Entries provided:
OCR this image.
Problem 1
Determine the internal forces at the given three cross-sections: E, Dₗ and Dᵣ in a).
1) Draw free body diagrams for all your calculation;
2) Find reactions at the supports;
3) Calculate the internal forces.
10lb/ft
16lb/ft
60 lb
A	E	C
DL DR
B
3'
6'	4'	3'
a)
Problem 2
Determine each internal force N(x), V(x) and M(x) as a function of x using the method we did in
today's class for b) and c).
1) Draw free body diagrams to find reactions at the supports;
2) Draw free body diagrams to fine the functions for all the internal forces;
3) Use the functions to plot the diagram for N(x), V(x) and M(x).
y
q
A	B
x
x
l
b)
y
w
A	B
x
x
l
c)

What you are asked to do:
Write out the entries above once more, without altering anything.

Reply to the exercise:
OCR this image.
Problem 1
Determine the internal forces at the given three cross-sections: E, Dₗ and Dᵣ in a).
1) Draw free body diagrams for all your calculation;
2) Find reactions at the supports;
3) Calculate the internal forces.
10lb/ft
16lb/ft
60 lb
A	E	C
DL DR
B
3'
6'	4'	3'
a)
Problem 2
Determine each internal force N(x), V(x) and M(x) as a function of x using the method we did in
today's class for b) and c).
1) Draw free body diagrams to find reactions at the supports;
2) Draw free body diagrams to fine the functions for all the internal forces;
3) Use the functions to plot the diagram for N(x), V(x) and M(x).
y
q
A	B
x
x
l
b)
y
w
A	B
x
x
l
c)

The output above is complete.